TASK PROMPT: Restate the listing below word for word, omitting any images.

DATA ENTRIES:
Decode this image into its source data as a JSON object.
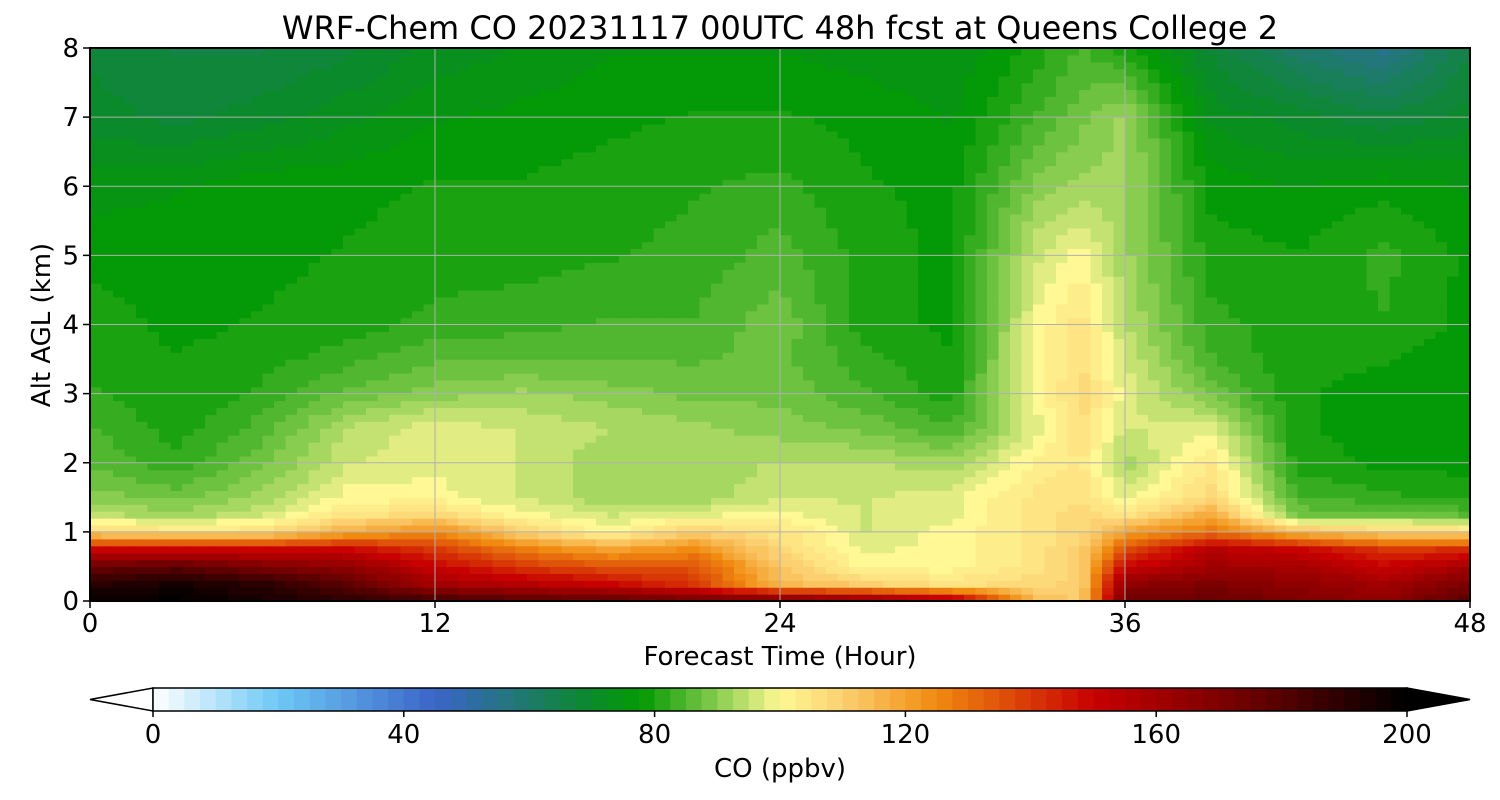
{
  "chart_data": {
    "type": "heatmap",
    "title": "WRF-Chem CO  20231117 00UTC 48h fcst at Queens College 2",
    "xlabel": "Forecast Time (Hour)",
    "ylabel": "Alt AGL (km)",
    "xlim": [
      0,
      48
    ],
    "ylim": [
      0,
      8
    ],
    "xticks": [
      0,
      12,
      24,
      36,
      48
    ],
    "yticks": [
      0,
      1,
      2,
      3,
      4,
      5,
      6,
      7,
      8
    ],
    "grid": true,
    "colorbar": {
      "label": "CO  (ppbv)",
      "orientation": "horizontal",
      "placement": "bottom",
      "extend": "both",
      "range": [
        0,
        200
      ],
      "ticks": [
        0,
        40,
        80,
        120,
        160,
        200
      ],
      "stops": [
        {
          "value": 0,
          "color": "#ffffff"
        },
        {
          "value": 20,
          "color": "#6ec8f5"
        },
        {
          "value": 45,
          "color": "#3a64c8"
        },
        {
          "value": 60,
          "color": "#1e7a6a"
        },
        {
          "value": 70,
          "color": "#0a8a2a"
        },
        {
          "value": 78,
          "color": "#049a04"
        },
        {
          "value": 90,
          "color": "#88cc50"
        },
        {
          "value": 100,
          "color": "#fff894"
        },
        {
          "value": 110,
          "color": "#fcd070"
        },
        {
          "value": 125,
          "color": "#f08a10"
        },
        {
          "value": 150,
          "color": "#c80000"
        },
        {
          "value": 175,
          "color": "#6a0000"
        },
        {
          "value": 200,
          "color": "#000000"
        }
      ]
    },
    "x": [
      0,
      3,
      6,
      9,
      12,
      15,
      18,
      21,
      24,
      27,
      30,
      33,
      34.5,
      36,
      39,
      42,
      45,
      48
    ],
    "y": [
      0,
      0.25,
      0.5,
      0.75,
      1,
      1.25,
      1.5,
      2,
      2.5,
      3,
      3.5,
      4,
      5,
      6,
      7,
      8
    ],
    "z": [
      [
        200,
        200,
        195,
        190,
        185,
        180,
        178,
        175,
        175,
        170,
        160,
        115,
        110,
        175,
        175,
        170,
        165,
        180
      ],
      [
        190,
        195,
        190,
        178,
        160,
        155,
        150,
        140,
        115,
        110,
        105,
        108,
        110,
        165,
        170,
        165,
        160,
        170
      ],
      [
        175,
        178,
        170,
        165,
        150,
        140,
        135,
        135,
        112,
        100,
        100,
        105,
        110,
        150,
        160,
        160,
        150,
        160
      ],
      [
        150,
        150,
        150,
        150,
        140,
        128,
        120,
        125,
        108,
        98,
        100,
        105,
        110,
        135,
        155,
        150,
        140,
        142
      ],
      [
        108,
        106,
        106,
        118,
        125,
        110,
        100,
        110,
        105,
        96,
        100,
        105,
        108,
        120,
        130,
        115,
        110,
        108
      ],
      [
        95,
        92,
        96,
        105,
        108,
        100,
        96,
        98,
        100,
        96,
        98,
        105,
        108,
        105,
        118,
        88,
        88,
        86
      ],
      [
        90,
        88,
        92,
        100,
        100,
        96,
        92,
        92,
        96,
        96,
        98,
        105,
        106,
        98,
        108,
        84,
        82,
        80
      ],
      [
        86,
        82,
        88,
        96,
        98,
        96,
        92,
        92,
        94,
        94,
        92,
        102,
        104,
        92,
        104,
        80,
        78,
        78
      ],
      [
        84,
        80,
        85,
        94,
        98,
        96,
        94,
        92,
        90,
        88,
        84,
        98,
        106,
        96,
        98,
        79,
        78,
        77
      ],
      [
        82,
        79,
        82,
        87,
        90,
        92,
        90,
        88,
        88,
        84,
        80,
        100,
        108,
        98,
        88,
        79,
        78,
        77
      ],
      [
        80,
        79,
        80,
        83,
        86,
        86,
        86,
        86,
        87,
        82,
        79,
        100,
        106,
        96,
        84,
        79,
        79,
        77
      ],
      [
        80,
        78,
        79,
        80,
        82,
        83,
        84,
        84,
        88,
        80,
        78,
        100,
        105,
        94,
        82,
        80,
        81,
        78
      ],
      [
        78,
        78,
        78,
        79,
        80,
        80,
        81,
        82,
        85,
        80,
        78,
        96,
        100,
        92,
        80,
        79,
        82,
        78
      ],
      [
        75,
        76,
        78,
        78,
        79,
        79,
        80,
        81,
        82,
        79,
        78,
        90,
        92,
        92,
        78,
        76,
        78,
        76
      ],
      [
        70,
        68,
        70,
        73,
        76,
        77,
        78,
        79,
        79,
        78,
        76,
        84,
        88,
        92,
        73,
        70,
        67,
        70
      ],
      [
        68,
        66,
        66,
        68,
        72,
        74,
        76,
        76,
        76,
        75,
        74,
        80,
        84,
        80,
        68,
        60,
        55,
        66
      ]
    ]
  }
}
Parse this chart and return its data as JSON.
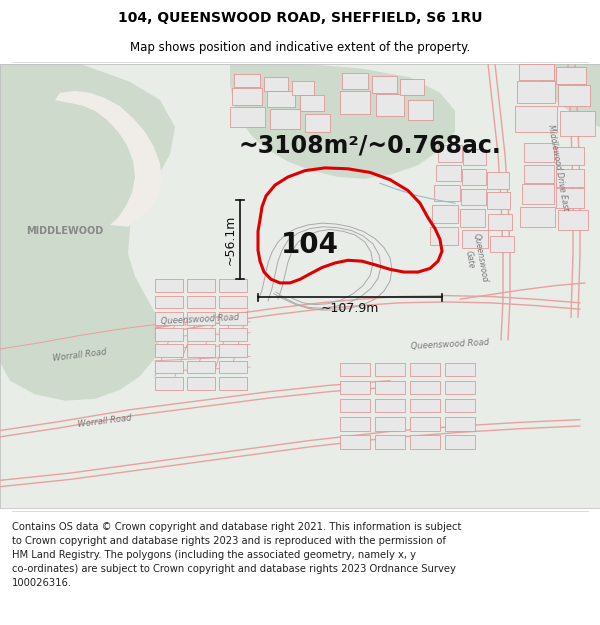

WRITTEN RESPONSE:
Decode this image into its source data as a JSON object.
{
  "chart_data": {
    "type": "heatmap",
    "title": "WRF-Chem CO  20231117 00UTC 48h fcst at Queens College 2",
    "xlabel": "Forecast Time (Hour)",
    "ylabel": "Alt AGL (km)",
    "xlim": [
      0,
      48
    ],
    "ylim": [
      0,
      8
    ],
    "xticks": [
      0,
      12,
      24,
      36,
      48
    ],
    "yticks": [
      0,
      1,
      2,
      3,
      4,
      5,
      6,
      7,
      8
    ],
    "grid": true,
    "colorbar": {
      "label": "CO  (ppbv)",
      "orientation": "horizontal",
      "placement": "bottom",
      "extend": "both",
      "range": [
        0,
        200
      ],
      "ticks": [
        0,
        40,
        80,
        120,
        160,
        200
      ],
      "stops": [
        {
          "value": 0,
          "color": "#ffffff"
        },
        {
          "value": 20,
          "color": "#6ec8f5"
        },
        {
          "value": 45,
          "color": "#3a64c8"
        },
        {
          "value": 60,
          "color": "#1e7a6a"
        },
        {
          "value": 70,
          "color": "#0a8a2a"
        },
        {
          "value": 78,
          "color": "#049a04"
        },
        {
          "value": 90,
          "color": "#88cc50"
        },
        {
          "value": 100,
          "color": "#fff894"
        },
        {
          "value": 110,
          "color": "#fcd070"
        },
        {
          "value": 125,
          "color": "#f08a10"
        },
        {
          "value": 150,
          "color": "#c80000"
        },
        {
          "value": 175,
          "color": "#6a0000"
        },
        {
          "value": 200,
          "color": "#000000"
        }
      ]
    },
    "x": [
      0,
      3,
      6,
      9,
      12,
      15,
      18,
      21,
      24,
      27,
      30,
      33,
      34.5,
      36,
      39,
      42,
      45,
      48
    ],
    "y": [
      0,
      0.25,
      0.5,
      0.75,
      1,
      1.25,
      1.5,
      2,
      2.5,
      3,
      3.5,
      4,
      5,
      6,
      7,
      8
    ],
    "z": [
      [
        200,
        200,
        195,
        190,
        185,
        180,
        178,
        175,
        175,
        170,
        160,
        115,
        110,
        175,
        175,
        170,
        165,
        180
      ],
      [
        190,
        195,
        190,
        178,
        160,
        155,
        150,
        140,
        115,
        110,
        105,
        108,
        110,
        165,
        170,
        165,
        160,
        170
      ],
      [
        175,
        178,
        170,
        165,
        150,
        140,
        135,
        135,
        112,
        100,
        100,
        105,
        110,
        150,
        160,
        160,
        150,
        160
      ],
      [
        150,
        150,
        150,
        150,
        140,
        128,
        120,
        125,
        108,
        98,
        100,
        105,
        110,
        135,
        155,
        150,
        140,
        142
      ],
      [
        108,
        106,
        106,
        118,
        125,
        110,
        100,
        110,
        105,
        96,
        100,
        105,
        108,
        120,
        130,
        115,
        110,
        108
      ],
      [
        95,
        92,
        96,
        105,
        108,
        100,
        96,
        98,
        100,
        96,
        98,
        105,
        108,
        105,
        118,
        88,
        88,
        86
      ],
      [
        90,
        88,
        92,
        100,
        100,
        96,
        92,
        92,
        96,
        96,
        98,
        105,
        106,
        98,
        108,
        84,
        82,
        80
      ],
      [
        86,
        82,
        88,
        96,
        98,
        96,
        92,
        92,
        94,
        94,
        92,
        102,
        104,
        92,
        104,
        80,
        78,
        78
      ],
      [
        84,
        80,
        85,
        94,
        98,
        96,
        94,
        92,
        90,
        88,
        84,
        98,
        106,
        96,
        98,
        79,
        78,
        77
      ],
      [
        82,
        79,
        82,
        87,
        90,
        92,
        90,
        88,
        88,
        84,
        80,
        100,
        108,
        98,
        88,
        79,
        78,
        77
      ],
      [
        80,
        79,
        80,
        83,
        86,
        86,
        86,
        86,
        87,
        82,
        79,
        100,
        106,
        96,
        84,
        79,
        79,
        77
      ],
      [
        80,
        78,
        79,
        80,
        82,
        83,
        84,
        84,
        88,
        80,
        78,
        100,
        105,
        94,
        82,
        80,
        81,
        78
      ],
      [
        78,
        78,
        78,
        79,
        80,
        80,
        81,
        82,
        85,
        80,
        78,
        96,
        100,
        92,
        80,
        79,
        82,
        78
      ],
      [
        75,
        76,
        78,
        78,
        79,
        79,
        80,
        81,
        82,
        79,
        78,
        90,
        92,
        92,
        78,
        76,
        78,
        76
      ],
      [
        70,
        68,
        70,
        73,
        76,
        77,
        78,
        79,
        79,
        78,
        76,
        84,
        88,
        92,
        73,
        70,
        67,
        70
      ],
      [
        68,
        66,
        66,
        68,
        72,
        74,
        76,
        76,
        76,
        75,
        74,
        80,
        84,
        80,
        68,
        60,
        55,
        66
      ]
    ]
  }
}
Parse this chart and return its data as JSON.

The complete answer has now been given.